Wherever the word "Brigade" turns up in a line of the entries, copy that line.
● ● ● ● ●
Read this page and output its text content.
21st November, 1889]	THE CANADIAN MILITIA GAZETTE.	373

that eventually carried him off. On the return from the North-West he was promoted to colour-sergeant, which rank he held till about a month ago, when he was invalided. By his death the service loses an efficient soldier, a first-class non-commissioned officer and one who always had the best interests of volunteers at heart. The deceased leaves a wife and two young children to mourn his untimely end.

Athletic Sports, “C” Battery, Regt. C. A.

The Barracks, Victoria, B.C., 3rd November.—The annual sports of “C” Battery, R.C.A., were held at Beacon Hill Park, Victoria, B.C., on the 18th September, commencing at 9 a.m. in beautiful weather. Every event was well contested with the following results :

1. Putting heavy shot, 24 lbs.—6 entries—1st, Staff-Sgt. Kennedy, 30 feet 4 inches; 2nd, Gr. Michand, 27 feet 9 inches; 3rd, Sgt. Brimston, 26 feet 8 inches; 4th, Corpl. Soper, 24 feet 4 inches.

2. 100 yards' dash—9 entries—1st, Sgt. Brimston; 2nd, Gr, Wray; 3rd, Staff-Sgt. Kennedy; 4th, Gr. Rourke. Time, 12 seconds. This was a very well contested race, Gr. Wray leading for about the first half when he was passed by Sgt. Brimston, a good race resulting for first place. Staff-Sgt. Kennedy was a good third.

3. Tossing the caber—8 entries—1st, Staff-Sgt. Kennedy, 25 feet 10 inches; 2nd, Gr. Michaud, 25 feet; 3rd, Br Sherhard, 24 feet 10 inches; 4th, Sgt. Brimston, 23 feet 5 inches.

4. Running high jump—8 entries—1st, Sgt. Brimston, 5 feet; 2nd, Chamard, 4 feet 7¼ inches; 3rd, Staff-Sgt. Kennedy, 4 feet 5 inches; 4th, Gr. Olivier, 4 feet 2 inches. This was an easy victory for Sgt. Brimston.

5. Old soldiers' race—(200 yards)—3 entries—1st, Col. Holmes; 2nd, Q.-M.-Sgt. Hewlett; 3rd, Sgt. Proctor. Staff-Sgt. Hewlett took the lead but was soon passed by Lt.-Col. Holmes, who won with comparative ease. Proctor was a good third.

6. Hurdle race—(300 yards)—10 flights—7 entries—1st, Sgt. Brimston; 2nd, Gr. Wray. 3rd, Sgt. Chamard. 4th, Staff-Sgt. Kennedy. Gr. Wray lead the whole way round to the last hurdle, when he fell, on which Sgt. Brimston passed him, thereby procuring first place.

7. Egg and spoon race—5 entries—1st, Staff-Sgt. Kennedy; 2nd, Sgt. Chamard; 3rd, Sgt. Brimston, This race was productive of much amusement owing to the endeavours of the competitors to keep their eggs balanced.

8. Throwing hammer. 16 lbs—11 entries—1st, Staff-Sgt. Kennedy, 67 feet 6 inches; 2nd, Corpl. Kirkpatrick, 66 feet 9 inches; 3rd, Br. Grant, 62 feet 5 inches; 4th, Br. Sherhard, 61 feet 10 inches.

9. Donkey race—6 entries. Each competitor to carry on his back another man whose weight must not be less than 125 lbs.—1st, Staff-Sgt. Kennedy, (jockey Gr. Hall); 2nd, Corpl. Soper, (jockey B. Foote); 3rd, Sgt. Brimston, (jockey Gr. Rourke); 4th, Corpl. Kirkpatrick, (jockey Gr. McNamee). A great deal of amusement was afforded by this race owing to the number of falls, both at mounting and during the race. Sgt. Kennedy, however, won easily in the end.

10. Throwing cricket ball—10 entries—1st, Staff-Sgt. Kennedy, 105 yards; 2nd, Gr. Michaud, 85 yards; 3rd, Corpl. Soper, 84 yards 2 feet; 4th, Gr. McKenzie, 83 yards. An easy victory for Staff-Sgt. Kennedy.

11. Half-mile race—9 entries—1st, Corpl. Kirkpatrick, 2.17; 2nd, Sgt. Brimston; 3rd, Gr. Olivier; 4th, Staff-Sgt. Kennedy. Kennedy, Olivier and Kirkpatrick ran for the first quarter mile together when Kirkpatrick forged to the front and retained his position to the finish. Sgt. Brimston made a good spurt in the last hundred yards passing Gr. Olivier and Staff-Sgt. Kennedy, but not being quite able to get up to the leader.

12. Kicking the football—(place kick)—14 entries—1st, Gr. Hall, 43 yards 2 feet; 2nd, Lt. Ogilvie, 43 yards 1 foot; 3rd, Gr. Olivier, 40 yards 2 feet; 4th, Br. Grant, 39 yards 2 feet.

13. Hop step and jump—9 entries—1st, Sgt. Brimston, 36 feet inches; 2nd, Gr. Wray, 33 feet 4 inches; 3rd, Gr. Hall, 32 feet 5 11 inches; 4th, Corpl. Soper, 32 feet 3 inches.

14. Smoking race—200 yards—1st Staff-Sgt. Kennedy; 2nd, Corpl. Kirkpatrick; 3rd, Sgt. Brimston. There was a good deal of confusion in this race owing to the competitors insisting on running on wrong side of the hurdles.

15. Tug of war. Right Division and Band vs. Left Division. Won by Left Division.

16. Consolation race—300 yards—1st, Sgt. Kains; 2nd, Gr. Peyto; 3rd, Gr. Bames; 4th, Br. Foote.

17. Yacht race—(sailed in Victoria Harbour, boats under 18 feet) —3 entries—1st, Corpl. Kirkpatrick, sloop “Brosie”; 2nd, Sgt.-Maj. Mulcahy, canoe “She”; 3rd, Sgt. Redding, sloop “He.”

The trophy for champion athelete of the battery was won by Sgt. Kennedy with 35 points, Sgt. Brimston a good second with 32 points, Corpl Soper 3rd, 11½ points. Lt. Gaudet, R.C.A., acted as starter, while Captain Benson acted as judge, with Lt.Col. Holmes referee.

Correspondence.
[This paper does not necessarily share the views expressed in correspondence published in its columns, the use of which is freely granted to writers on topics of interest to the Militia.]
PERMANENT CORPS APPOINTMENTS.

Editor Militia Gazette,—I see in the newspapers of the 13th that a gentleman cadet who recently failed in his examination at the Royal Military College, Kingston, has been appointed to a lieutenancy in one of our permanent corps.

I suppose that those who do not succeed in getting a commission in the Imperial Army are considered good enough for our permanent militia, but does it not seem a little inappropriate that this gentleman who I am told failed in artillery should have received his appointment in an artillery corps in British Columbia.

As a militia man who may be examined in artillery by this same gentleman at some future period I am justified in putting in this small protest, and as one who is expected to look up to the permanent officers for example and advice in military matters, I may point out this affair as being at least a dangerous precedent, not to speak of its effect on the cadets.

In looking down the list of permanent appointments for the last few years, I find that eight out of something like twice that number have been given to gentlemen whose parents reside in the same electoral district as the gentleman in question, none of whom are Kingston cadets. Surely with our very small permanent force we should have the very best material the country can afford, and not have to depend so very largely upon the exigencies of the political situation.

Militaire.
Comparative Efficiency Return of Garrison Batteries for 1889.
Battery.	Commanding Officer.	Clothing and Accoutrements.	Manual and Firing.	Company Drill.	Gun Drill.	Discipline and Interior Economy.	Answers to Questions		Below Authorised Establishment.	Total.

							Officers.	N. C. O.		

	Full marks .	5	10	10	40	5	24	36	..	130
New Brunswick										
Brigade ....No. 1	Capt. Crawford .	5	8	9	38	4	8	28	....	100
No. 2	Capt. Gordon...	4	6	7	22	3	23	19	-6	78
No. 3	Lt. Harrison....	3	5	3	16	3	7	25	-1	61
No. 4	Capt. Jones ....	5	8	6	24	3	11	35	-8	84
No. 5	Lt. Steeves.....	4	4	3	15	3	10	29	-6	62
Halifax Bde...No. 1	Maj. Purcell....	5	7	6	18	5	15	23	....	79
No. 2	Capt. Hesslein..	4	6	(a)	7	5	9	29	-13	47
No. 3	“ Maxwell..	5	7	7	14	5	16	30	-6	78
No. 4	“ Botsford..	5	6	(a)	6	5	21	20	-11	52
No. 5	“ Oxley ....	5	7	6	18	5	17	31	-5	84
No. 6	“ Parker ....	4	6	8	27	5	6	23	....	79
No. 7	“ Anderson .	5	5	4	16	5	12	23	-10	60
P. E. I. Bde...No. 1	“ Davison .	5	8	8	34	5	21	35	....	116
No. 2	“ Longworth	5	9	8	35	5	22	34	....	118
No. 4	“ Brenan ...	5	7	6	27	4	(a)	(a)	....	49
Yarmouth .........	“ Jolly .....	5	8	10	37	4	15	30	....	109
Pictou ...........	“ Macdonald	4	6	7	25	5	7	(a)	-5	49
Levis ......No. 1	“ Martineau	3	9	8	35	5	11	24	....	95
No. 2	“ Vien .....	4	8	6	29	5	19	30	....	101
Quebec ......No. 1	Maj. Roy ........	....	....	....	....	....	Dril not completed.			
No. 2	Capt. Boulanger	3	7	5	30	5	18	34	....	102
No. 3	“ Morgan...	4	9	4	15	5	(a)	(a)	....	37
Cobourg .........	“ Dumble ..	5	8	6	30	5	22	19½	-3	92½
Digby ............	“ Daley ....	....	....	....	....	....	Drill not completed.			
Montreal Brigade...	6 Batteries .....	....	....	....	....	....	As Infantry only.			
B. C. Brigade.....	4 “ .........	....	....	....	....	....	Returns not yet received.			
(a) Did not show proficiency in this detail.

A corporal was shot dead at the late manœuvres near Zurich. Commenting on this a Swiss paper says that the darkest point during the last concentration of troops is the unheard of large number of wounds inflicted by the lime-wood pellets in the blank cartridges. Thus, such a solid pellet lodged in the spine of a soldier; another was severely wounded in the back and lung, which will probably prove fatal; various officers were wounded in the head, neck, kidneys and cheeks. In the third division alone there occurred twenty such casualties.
● ● ● ● ●
Solution for this problem:
Brigade ....No. 1	Capt. Crawford .	5	8	9	38	4	8	28	....	100
Montreal Brigade...	6 Batteries .....	....	....	....	....	....	As Infantry only.			
B. C. Brigade.....	4 “ .........	....	....	....	....	....	Returns not yet received.			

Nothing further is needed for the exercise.